_EXERCISE SET:_
(1) In the excerpt on agile user stories, who does the author say "drives" in agile teams?
(2) Reproduce word for word the part of the excerpt on agile user stories from "What’s insidious about" up to and including "within the Sprint.".

His suggestion or response was to split the story. Deliver what was clearly defined and then rework the additional story later. That delivering the story was the primary goal. I.e. meeting the plan or gaining the points.
I had to disagree with him. I didn’t look at this event as a ‘fault’. I looked at it as the normal way of things as the story requirements emerged. The answer should be: listen to the customer, change it to green, and deliver the story. From my perspective, the customer “drives” in agile teams. And we should primarily measure ourselves by delivering customer value.
#7) Feeling that stories have to be complete (100% understood, written, explained) before they enter a Sprint for execution
Teams are afraid to say “I don’t know” and “We need to do some additional research, prototyping, and experimentation to more fully understand this story and how to decompose it”. Instead, they write based on assumptions. The focus is on filling in the template and going through the motions to get a complete story. Very often this takes an incredible amount of time and the team “drops into” design discussions.
What’s insidious about this is it gives the team a false sense of security. As in – they now know everything about the story and the rest is simply “implementation details”. But that was never true in Waterfall requirements and its certainly not true here. Remember the 70% clarity heuristic from #2.
#8) Teams “hold onto” stories until the very end of a Sprint, demo them, and receive feedback on the acceptance of the stories
This reinforces that view of a complete story that is developed – then tested – then demonstrated – then accepted serially through the sprint, which is probably not the best strategy. I much prefer to be demoing and interacting around stories all along their evolution within the Sprint.

_DATASET:_

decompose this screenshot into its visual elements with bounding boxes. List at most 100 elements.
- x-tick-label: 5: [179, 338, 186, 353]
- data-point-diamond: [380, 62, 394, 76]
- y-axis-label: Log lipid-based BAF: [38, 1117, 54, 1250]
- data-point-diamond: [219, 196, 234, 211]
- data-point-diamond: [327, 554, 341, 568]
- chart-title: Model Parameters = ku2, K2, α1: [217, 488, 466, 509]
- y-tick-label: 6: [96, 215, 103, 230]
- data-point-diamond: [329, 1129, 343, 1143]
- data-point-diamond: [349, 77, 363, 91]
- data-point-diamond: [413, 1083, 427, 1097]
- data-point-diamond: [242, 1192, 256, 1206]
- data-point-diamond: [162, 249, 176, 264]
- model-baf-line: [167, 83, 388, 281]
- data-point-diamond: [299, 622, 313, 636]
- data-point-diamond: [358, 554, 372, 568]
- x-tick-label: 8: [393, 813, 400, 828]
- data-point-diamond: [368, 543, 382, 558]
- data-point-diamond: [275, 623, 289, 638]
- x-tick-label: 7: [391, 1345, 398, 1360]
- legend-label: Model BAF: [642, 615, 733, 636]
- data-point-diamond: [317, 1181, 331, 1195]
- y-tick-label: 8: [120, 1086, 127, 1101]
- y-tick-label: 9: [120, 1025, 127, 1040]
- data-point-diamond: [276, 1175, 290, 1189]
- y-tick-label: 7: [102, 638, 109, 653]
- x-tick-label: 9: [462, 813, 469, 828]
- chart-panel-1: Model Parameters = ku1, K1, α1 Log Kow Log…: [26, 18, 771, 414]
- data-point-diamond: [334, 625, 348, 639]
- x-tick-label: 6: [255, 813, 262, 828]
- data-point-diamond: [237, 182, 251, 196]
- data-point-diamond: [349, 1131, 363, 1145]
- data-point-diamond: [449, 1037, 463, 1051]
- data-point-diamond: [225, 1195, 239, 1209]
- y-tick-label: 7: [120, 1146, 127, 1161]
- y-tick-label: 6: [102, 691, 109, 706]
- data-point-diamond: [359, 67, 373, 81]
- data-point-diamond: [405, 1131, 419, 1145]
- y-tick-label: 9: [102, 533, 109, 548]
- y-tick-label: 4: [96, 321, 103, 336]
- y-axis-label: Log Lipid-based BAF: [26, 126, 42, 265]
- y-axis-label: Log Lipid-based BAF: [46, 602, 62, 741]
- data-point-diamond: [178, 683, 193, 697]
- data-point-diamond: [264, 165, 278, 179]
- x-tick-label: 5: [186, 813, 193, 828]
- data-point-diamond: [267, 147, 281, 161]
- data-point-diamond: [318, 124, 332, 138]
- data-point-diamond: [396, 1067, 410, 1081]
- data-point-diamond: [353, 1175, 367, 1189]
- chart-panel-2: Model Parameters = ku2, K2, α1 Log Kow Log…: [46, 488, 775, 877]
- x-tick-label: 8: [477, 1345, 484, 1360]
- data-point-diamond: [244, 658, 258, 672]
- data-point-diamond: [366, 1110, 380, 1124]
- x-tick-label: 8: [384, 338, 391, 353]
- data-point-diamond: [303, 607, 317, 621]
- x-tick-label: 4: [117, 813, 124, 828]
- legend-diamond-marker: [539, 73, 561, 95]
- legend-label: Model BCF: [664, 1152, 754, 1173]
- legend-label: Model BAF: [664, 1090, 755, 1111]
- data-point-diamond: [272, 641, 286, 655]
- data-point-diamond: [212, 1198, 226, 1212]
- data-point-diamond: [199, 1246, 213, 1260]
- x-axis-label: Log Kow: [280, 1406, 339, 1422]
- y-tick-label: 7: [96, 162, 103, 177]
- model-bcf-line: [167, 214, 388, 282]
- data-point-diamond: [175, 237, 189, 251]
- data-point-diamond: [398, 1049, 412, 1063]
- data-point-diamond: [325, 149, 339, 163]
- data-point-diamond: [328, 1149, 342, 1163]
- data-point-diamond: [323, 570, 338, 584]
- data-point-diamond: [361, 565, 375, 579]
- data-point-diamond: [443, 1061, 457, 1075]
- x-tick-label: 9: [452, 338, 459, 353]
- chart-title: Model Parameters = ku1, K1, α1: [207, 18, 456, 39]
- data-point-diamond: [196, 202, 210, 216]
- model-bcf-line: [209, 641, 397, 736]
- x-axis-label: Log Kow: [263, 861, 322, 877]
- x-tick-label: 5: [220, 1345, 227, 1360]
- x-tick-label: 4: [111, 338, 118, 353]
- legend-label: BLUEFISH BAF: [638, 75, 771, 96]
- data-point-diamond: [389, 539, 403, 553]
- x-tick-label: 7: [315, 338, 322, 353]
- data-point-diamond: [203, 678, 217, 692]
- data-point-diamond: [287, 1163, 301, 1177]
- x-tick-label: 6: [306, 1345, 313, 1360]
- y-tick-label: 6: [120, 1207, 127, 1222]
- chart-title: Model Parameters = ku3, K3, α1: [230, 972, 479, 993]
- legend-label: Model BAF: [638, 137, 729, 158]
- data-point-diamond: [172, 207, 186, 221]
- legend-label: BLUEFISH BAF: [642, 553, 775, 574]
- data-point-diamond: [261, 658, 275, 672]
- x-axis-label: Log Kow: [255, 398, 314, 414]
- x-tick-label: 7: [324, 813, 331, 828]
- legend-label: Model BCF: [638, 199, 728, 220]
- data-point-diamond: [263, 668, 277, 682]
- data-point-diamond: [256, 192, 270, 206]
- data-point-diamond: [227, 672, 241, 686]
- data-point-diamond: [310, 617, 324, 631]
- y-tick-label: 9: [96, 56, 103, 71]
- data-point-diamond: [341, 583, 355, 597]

_TASK SOLUTIONS:_
(1) The customer.

(2)
What’s insidious about this is it gives the team a false sense of security. As in – they now know everything about the story and the rest is simply “implementation details”. But that was never true in Waterfall requirements and its certainly not true here. Remember the 70% clarity heuristic from #2.
#8) Teams “hold onto” stories until the very end of a Sprint, demo them, and receive feedback on the acceptance of the stories
This reinforces that view of a complete story that is developed – then tested – then demonstrated – then accepted serially through the sprint, which is probably not the best strategy. I much prefer to be demoing and interacting around stories all along their evolution within the Sprint.